§ Instructions for the task: Output every line below without omitting or altering anything.

§ Dataset excerpts:
╔══
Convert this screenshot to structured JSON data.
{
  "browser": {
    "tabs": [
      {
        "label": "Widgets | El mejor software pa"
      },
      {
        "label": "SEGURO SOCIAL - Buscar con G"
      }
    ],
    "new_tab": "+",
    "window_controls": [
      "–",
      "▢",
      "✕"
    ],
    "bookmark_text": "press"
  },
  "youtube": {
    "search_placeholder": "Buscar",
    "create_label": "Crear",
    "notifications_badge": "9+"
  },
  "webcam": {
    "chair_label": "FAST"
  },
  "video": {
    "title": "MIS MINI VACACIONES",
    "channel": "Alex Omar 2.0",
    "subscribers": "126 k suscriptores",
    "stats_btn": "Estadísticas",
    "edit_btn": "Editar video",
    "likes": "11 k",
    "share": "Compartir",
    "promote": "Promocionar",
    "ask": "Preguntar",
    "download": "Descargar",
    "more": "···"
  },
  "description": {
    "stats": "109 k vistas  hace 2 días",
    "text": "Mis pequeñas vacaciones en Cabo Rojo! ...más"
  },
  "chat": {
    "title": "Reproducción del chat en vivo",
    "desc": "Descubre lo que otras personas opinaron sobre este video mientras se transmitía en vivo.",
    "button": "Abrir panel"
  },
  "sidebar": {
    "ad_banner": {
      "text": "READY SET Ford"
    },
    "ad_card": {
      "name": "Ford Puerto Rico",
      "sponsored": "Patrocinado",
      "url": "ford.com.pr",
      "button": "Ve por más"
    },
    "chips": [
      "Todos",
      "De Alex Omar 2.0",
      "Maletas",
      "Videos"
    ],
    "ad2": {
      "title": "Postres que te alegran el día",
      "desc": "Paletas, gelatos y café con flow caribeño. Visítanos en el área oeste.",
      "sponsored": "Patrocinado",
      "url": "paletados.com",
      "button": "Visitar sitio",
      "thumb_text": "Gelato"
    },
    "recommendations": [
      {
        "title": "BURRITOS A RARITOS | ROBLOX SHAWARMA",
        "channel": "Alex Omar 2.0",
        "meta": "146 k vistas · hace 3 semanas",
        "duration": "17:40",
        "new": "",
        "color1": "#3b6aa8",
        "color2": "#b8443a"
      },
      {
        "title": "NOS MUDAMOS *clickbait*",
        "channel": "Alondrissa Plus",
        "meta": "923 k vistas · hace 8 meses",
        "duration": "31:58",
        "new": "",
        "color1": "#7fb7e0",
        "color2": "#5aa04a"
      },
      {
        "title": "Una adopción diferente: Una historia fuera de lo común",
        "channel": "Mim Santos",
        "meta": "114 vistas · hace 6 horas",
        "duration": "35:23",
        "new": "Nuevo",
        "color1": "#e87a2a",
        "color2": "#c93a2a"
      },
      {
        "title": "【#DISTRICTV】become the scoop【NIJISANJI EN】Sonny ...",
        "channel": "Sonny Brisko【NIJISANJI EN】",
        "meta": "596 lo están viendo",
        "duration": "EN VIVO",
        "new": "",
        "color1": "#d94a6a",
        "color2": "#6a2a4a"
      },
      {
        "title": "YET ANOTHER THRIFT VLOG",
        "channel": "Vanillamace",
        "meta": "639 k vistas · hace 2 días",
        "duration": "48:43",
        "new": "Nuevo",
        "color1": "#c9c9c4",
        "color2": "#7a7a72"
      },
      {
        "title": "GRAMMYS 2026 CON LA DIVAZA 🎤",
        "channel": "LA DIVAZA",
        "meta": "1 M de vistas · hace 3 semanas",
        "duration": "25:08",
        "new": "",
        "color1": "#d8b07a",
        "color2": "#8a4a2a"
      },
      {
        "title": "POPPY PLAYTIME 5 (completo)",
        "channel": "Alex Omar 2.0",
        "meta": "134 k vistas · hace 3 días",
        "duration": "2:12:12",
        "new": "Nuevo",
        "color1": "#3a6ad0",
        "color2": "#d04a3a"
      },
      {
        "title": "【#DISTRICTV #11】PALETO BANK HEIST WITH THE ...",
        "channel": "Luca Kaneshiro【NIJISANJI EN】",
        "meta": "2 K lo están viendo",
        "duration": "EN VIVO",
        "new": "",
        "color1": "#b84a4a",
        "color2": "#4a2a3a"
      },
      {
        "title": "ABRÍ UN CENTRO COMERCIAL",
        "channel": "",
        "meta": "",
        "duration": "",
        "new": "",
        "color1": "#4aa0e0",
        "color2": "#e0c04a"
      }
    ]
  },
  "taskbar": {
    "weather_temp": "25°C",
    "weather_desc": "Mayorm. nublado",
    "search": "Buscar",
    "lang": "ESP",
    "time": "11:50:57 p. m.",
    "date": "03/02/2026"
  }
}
╚══
§ The response:
Convert this screenshot to structured JSON data.
{
  "browser": {
    "tabs": [
      {
        "label": "Widgets | El mejor software pa"
      },
      {
        "label": "SEGURO SOCIAL - Buscar con G"
      }
    ],
    "new_tab": "+",
    "window_controls": [
      "–",
      "▢",
      "✕"
    ],
    "bookmark_text": "press"
  },
  "youtube": {
    "search_placeholder": "Buscar",
    "create_label": "Crear",
    "notifications_badge": "9+"
  },
  "webcam": {
    "chair_label": "FAST"
  },
  "video": {
    "title": "MIS MINI VACACIONES",
    "channel": "Alex Omar 2.0",
    "subscribers": "126 k suscriptores",
    "stats_btn": "Estadísticas",
    "edit_btn": "Editar video",
    "likes": "11 k",
    "share": "Compartir",
    "promote": "Promocionar",
    "ask": "Preguntar",
    "download": "Descargar",
    "more": "···"
  },
  "description": {
    "stats": "109 k vistas  hace 2 días",
    "text": "Mis pequeñas vacaciones en Cabo Rojo! ...más"
  },
  "chat": {
    "title": "Reproducción del chat en vivo",
    "desc": "Descubre lo que otras personas opinaron sobre este video mientras se transmitía en vivo.",
    "button": "Abrir panel"
  },
  "sidebar": {
    "ad_banner": {
      "text": "READY SET Ford"
    },
    "ad_card": {
      "name": "Ford Puerto Rico",
      "sponsored": "Patrocinado",
      "url": "ford.com.pr",
      "button": "Ve por más"
    },
    "chips": [
      "Todos",
      "De Alex Omar 2.0",
      "Maletas",
      "Videos"
    ],
    "ad2": {
      "title": "Postres que te alegran el día",
      "desc": "Paletas, gelatos y café con flow caribeño. Visítanos en el área oeste.",
      "sponsored": "Patrocinado",
      "url": "paletados.com",
      "button": "Visitar sitio",
      "thumb_text": "Gelato"
    },
    "recommendations": [
      {
        "title": "BURRITOS A RARITOS | ROBLOX SHAWARMA",
        "channel": "Alex Omar 2.0",
        "meta": "146 k vistas · hace 3 semanas",
        "duration": "17:40",
        "new": "",
        "color1": "#3b6aa8",
        "color2": "#b8443a"
      },
      {
        "title": "NOS MUDAMOS *clickbait*",
        "channel": "Alondrissa Plus",
        "meta": "923 k vistas · hace 8 meses",
        "duration": "31:58",
        "new": "",
        "color1": "#7fb7e0",
        "color2": "#5aa04a"
      },
      {
        "title": "Una adopción diferente: Una historia fuera de lo común",
        "channel": "Mim Santos",
        "meta": "114 vistas · hace 6 horas",
        "duration": "35:23",
        "new": "Nuevo",
        "color1": "#e87a2a",
        "color2": "#c93a2a"
      },
      {
        "title": "【#DISTRICTV】become the scoop【NIJISANJI EN】Sonny ...",
        "channel": "Sonny Brisko【NIJISANJI EN】",
        "meta": "596 lo están viendo",
        "duration": "EN VIVO",
        "new": "",
        "color1": "#d94a6a",
        "color2": "#6a2a4a"
      },
      {
        "title": "YET ANOTHER THRIFT VLOG",
        "channel": "Vanillamace",
        "meta": "639 k vistas · hace 2 días",
        "duration": "48:43",
        "new": "Nuevo",
        "color1": "#c9c9c4",
        "color2": "#7a7a72"
      },
      {
        "title": "GRAMMYS 2026 CON LA DIVAZA 🎤",
        "channel": "LA DIVAZA",
        "meta": "1 M de vistas · hace 3 semanas",
        "duration": "25:08",
        "new": "",
        "color1": "#d8b07a",
        "color2": "#8a4a2a"
      },
      {
        "title": "POPPY PLAYTIME 5 (completo)",
        "channel": "Alex Omar 2.0",
        "meta": "134 k vistas · hace 3 días",
        "duration": "2:12:12",
        "new": "Nuevo",
        "color1": "#3a6ad0",
        "color2": "#d04a3a"
      },
      {
        "title": "【#DISTRICTV #11】PALETO BANK HEIST WITH THE ...",
        "channel": "Luca Kaneshiro【NIJISANJI EN】",
        "meta": "2 K lo están viendo",
        "duration": "EN VIVO",
        "new": "",
        "color1": "#b84a4a",
        "color2": "#4a2a3a"
      },
      {
        "title": "ABRÍ UN CENTRO COMERCIAL",
        "channel": "",
        "meta": "",
        "duration": "",
        "new": "",
        "color1": "#4aa0e0",
        "color2": "#e0c04a"
      }
    ]
  },
  "taskbar": {
    "weather_temp": "25°C",
    "weather_desc": "Mayorm. nublado",
    "search": "Buscar",
    "lang": "ESP",
    "time": "11:50:57 p. m.",
    "date": "03/02/2026"
  }
}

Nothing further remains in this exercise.